» **Exercise aim**:
Copy each line that contains the string "color".

» **Extracted material**:
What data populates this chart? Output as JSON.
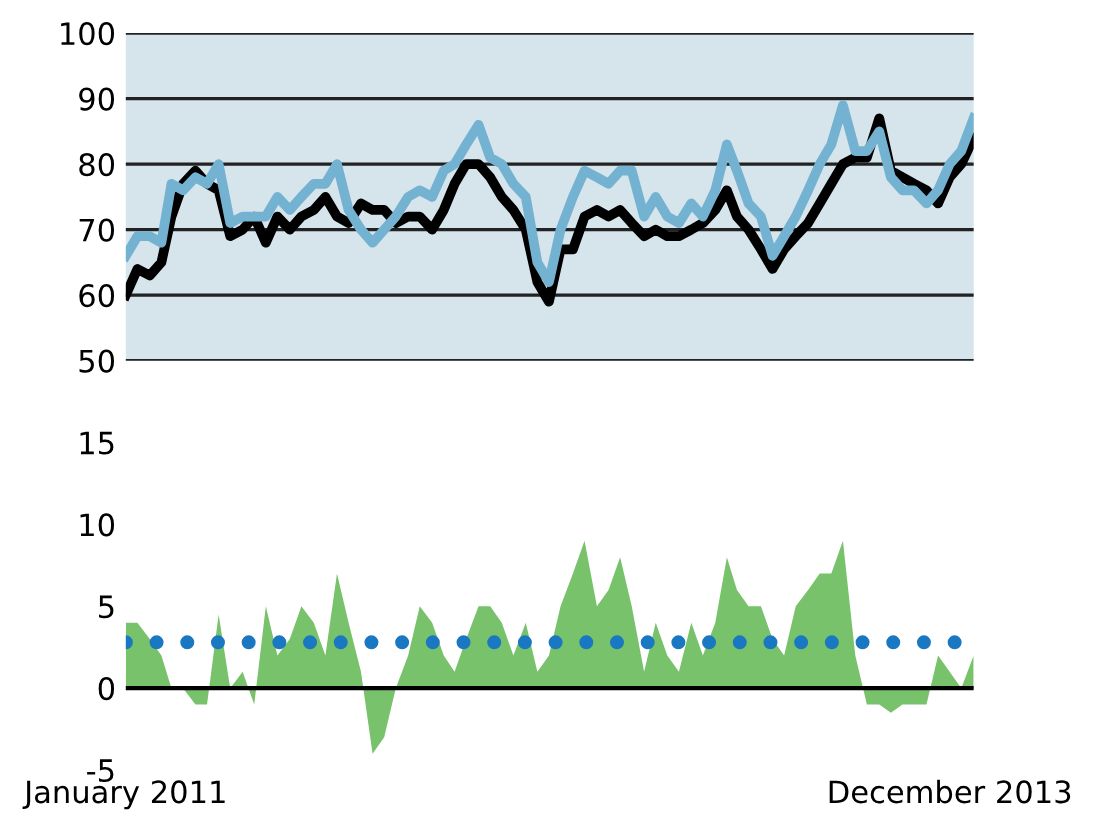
{
  "chart_data": [
    {
      "type": "line",
      "x": [
        "2011-01-01",
        "2011-01-16",
        "2011-02-01",
        "2011-02-16",
        "2011-03-01",
        "2011-03-16",
        "2011-04-01",
        "2011-04-16",
        "2011-05-01",
        "2011-05-16",
        "2011-06-01",
        "2011-06-16",
        "2011-07-01",
        "2011-07-16",
        "2011-08-01",
        "2011-08-16",
        "2011-09-01",
        "2011-09-16",
        "2011-10-01",
        "2011-10-16",
        "2011-11-01",
        "2011-11-16",
        "2011-12-01",
        "2011-12-16",
        "2012-01-01",
        "2012-01-16",
        "2012-02-01",
        "2012-02-16",
        "2012-03-01",
        "2012-03-16",
        "2012-04-01",
        "2012-04-16",
        "2012-05-01",
        "2012-05-16",
        "2012-06-01",
        "2012-06-16",
        "2012-07-01",
        "2012-07-16",
        "2012-08-01",
        "2012-08-16",
        "2012-09-01",
        "2012-09-16",
        "2012-10-01",
        "2012-10-16",
        "2012-11-01",
        "2012-11-16",
        "2012-12-01",
        "2012-12-16",
        "2013-01-01",
        "2013-01-16",
        "2013-02-01",
        "2013-02-16",
        "2013-03-01",
        "2013-03-16",
        "2013-04-01",
        "2013-04-16",
        "2013-05-01",
        "2013-05-16",
        "2013-06-01",
        "2013-06-16",
        "2013-07-01",
        "2013-07-16",
        "2013-08-01",
        "2013-08-16",
        "2013-09-01",
        "2013-09-16",
        "2013-10-01",
        "2013-10-16",
        "2013-11-01",
        "2013-11-16",
        "2013-12-01",
        "2013-12-16",
        "2014-01-01"
      ],
      "series": [
        {
          "color": "#000000",
          "values": [
            60,
            64,
            63,
            65,
            72,
            77,
            79,
            77,
            76,
            69,
            70,
            72,
            68,
            72,
            70,
            72,
            73,
            75,
            72,
            71,
            74,
            73,
            73,
            71,
            72,
            72,
            70,
            73,
            77,
            80,
            80,
            78,
            75,
            73,
            70,
            62,
            59,
            67,
            67,
            72,
            73,
            72,
            73,
            71,
            69,
            70,
            69,
            69,
            70,
            71,
            73,
            76,
            72,
            70,
            67,
            64,
            67,
            69,
            71,
            74,
            77,
            80,
            81,
            81,
            87,
            79,
            78,
            77,
            76,
            74,
            78,
            80,
            84
          ]
        },
        {
          "color": "#73b2d1",
          "values": [
            66,
            69,
            69,
            68,
            77,
            76,
            78,
            77,
            80,
            71,
            72,
            72,
            72,
            75,
            73,
            75,
            77,
            77,
            80,
            73,
            70,
            68,
            70,
            72,
            75,
            76,
            75,
            79,
            80,
            83,
            86,
            81,
            80,
            77,
            75,
            65,
            62,
            70,
            75,
            79,
            78,
            77,
            79,
            79,
            72,
            75,
            72,
            71,
            74,
            72,
            76,
            83,
            79,
            74,
            72,
            66,
            69,
            72,
            76,
            80,
            83,
            89,
            82,
            82,
            85,
            78,
            76,
            76,
            74,
            76,
            80,
            82,
            87
          ]
        }
      ],
      "ylim": [
        50,
        100
      ],
      "yticks": [
        50,
        60,
        70,
        80,
        90,
        100
      ],
      "grid": "y",
      "tick_labels": "y",
      "xlim": [
        "2011-01-01",
        "2014-01-01"
      ]
    },
    {
      "type": "area",
      "x": [
        "2011-01-01",
        "2011-01-16",
        "2011-02-01",
        "2011-02-16",
        "2011-03-01",
        "2011-03-16",
        "2011-04-01",
        "2011-04-16",
        "2011-05-01",
        "2011-05-16",
        "2011-06-01",
        "2011-06-16",
        "2011-07-01",
        "2011-07-16",
        "2011-08-01",
        "2011-08-16",
        "2011-09-01",
        "2011-09-16",
        "2011-10-01",
        "2011-10-16",
        "2011-11-01",
        "2011-11-16",
        "2011-12-01",
        "2011-12-16",
        "2012-01-01",
        "2012-01-16",
        "2012-02-01",
        "2012-02-16",
        "2012-03-01",
        "2012-03-16",
        "2012-04-01",
        "2012-04-16",
        "2012-05-01",
        "2012-05-16",
        "2012-06-01",
        "2012-06-16",
        "2012-07-01",
        "2012-07-16",
        "2012-08-01",
        "2012-08-16",
        "2012-09-01",
        "2012-09-16",
        "2012-10-01",
        "2012-10-16",
        "2012-11-01",
        "2012-11-16",
        "2012-12-01",
        "2012-12-16",
        "2013-01-01",
        "2013-01-16",
        "2013-02-01",
        "2013-02-16",
        "2013-03-01",
        "2013-03-16",
        "2013-04-01",
        "2013-04-16",
        "2013-05-01",
        "2013-05-16",
        "2013-06-01",
        "2013-06-16",
        "2013-07-01",
        "2013-07-16",
        "2013-08-01",
        "2013-08-16",
        "2013-09-01",
        "2013-09-16",
        "2013-10-01",
        "2013-10-16",
        "2013-11-01",
        "2013-11-16",
        "2013-12-01",
        "2013-12-16",
        "2014-01-01"
      ],
      "series": [
        {
          "color": "#77c26b",
          "values": [
            4,
            4,
            3,
            2,
            0,
            0,
            -1,
            -1,
            4.5,
            0,
            1,
            -1,
            5,
            2,
            3,
            5,
            4,
            2,
            7,
            4,
            1,
            -4,
            -3,
            0,
            2,
            5,
            4,
            2,
            1,
            3,
            5,
            5,
            4,
            2,
            4,
            1,
            2,
            5,
            7,
            9,
            5,
            6,
            8,
            5,
            1,
            4,
            2,
            1,
            4,
            2,
            4,
            8,
            6,
            5,
            5,
            3,
            2,
            5,
            6,
            7,
            7,
            9,
            2,
            -1,
            -1,
            -1.5,
            -1,
            -1,
            -1,
            2,
            1,
            0,
            2
          ]
        }
      ],
      "ylim": [
        -5,
        15
      ],
      "yticks": [
        -5,
        0,
        5,
        10,
        15
      ],
      "grid": false,
      "xlim": [
        "2011-01-01",
        "2014-01-01"
      ],
      "xticks": [
        {
          "value": "2011-01-01",
          "label": "January 2011"
        },
        {
          "value": "2013-12-01",
          "label": "December 2013"
        }
      ],
      "ref_lines": [
        {
          "axis": "y",
          "value": 0,
          "color": "#000000",
          "line_style": "solid"
        },
        {
          "axis": "y",
          "value": 2.8,
          "color": "#1a78c2",
          "line_style": "dotted"
        }
      ]
    }
  ]
}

» **The completed task**:
          "color": "#000000",
          "color": "#73b2d1",
          "color": "#77c26b",
          "color": "#000000",
          "color": "#1a78c2",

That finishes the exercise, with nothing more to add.